What you need to do
Below are some records. Copy every line in them that holds "fontes".

Materials provided
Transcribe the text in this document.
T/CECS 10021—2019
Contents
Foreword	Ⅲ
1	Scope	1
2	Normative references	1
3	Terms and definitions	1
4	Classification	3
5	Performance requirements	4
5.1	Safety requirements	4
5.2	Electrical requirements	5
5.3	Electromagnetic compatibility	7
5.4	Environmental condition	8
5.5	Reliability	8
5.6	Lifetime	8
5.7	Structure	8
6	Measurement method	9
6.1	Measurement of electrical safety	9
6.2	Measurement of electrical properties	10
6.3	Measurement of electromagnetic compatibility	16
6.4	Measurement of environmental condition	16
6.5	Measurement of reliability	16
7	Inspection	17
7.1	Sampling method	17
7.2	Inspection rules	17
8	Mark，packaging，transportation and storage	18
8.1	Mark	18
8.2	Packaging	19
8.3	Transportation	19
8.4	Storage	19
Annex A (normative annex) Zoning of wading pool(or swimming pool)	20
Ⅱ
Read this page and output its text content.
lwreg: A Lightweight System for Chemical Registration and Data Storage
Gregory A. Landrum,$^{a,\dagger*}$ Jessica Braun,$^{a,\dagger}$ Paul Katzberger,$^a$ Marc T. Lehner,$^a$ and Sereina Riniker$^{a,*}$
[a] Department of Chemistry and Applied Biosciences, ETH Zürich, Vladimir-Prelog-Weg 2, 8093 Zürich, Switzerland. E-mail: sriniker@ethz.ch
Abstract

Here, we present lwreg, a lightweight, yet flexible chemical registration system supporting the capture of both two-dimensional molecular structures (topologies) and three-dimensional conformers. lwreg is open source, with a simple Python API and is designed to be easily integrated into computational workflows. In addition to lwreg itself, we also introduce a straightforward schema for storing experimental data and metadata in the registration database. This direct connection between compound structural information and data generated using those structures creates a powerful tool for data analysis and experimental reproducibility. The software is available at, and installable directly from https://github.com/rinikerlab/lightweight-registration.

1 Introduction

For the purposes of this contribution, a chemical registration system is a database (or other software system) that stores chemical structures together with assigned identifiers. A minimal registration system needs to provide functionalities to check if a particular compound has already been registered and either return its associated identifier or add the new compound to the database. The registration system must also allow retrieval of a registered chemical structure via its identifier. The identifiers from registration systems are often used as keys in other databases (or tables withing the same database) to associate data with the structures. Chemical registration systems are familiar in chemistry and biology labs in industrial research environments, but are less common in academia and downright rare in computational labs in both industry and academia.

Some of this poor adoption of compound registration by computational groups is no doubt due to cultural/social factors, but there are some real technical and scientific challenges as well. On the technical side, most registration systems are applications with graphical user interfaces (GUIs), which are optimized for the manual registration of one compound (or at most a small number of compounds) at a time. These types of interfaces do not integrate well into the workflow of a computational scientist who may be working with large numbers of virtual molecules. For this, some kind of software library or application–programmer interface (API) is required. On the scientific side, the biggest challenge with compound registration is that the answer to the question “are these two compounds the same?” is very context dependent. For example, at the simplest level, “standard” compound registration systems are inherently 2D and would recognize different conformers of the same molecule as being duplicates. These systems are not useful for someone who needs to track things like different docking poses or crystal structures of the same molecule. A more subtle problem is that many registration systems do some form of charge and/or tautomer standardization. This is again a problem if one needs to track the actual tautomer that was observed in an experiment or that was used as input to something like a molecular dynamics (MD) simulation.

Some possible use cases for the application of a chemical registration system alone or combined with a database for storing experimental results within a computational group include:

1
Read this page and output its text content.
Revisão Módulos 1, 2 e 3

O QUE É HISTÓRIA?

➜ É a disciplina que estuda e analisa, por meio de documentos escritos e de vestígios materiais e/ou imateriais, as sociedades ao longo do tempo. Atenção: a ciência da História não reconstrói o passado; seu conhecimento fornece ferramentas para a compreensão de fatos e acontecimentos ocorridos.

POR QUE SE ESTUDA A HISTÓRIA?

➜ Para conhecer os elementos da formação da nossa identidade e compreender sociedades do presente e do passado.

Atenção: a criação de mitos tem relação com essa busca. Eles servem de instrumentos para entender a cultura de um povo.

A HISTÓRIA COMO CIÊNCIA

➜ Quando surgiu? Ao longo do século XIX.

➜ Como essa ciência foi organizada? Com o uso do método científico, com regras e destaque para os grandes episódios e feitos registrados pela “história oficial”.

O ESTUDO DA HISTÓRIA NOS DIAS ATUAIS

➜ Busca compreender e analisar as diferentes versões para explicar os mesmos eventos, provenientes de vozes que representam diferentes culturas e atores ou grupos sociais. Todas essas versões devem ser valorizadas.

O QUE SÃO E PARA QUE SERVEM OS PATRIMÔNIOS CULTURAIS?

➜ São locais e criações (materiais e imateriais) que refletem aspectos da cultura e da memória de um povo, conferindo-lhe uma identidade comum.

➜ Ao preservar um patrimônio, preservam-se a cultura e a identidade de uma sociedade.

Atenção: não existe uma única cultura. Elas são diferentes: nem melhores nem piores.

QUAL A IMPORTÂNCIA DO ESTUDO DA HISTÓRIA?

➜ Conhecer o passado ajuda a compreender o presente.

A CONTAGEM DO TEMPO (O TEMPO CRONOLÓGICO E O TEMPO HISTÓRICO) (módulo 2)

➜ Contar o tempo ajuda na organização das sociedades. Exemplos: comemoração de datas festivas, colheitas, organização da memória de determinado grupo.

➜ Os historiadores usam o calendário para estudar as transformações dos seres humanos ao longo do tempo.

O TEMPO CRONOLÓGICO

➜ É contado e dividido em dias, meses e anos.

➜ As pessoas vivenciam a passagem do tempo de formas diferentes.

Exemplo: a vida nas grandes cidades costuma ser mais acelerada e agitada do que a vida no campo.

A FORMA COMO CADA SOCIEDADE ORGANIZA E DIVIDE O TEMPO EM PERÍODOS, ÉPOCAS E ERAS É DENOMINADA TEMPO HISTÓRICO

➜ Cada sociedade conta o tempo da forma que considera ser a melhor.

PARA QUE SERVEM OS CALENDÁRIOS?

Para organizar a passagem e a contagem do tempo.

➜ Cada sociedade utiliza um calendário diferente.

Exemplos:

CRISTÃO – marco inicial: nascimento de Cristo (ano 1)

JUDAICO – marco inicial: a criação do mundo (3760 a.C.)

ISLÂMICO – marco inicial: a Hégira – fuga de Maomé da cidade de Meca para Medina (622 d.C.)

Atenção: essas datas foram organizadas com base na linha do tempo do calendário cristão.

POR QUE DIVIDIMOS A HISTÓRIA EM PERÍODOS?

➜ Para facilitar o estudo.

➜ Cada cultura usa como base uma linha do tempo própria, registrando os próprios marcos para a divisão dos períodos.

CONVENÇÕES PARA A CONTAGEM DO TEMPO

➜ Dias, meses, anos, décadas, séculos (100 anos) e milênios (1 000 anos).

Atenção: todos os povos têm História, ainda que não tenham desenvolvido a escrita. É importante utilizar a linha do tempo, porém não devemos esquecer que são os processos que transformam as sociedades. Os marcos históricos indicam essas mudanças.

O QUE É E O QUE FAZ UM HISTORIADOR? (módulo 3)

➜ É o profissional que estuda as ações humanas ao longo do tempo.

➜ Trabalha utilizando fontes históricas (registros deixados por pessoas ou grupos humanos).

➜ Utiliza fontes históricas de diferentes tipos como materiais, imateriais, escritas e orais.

In response
➜ Trabalha utilizando fontes históricas (registros deixados por pessoas ou grupos humanos).
➜ Utiliza fontes históricas de diferentes tipos como materiais, imateriais, escritas e orais.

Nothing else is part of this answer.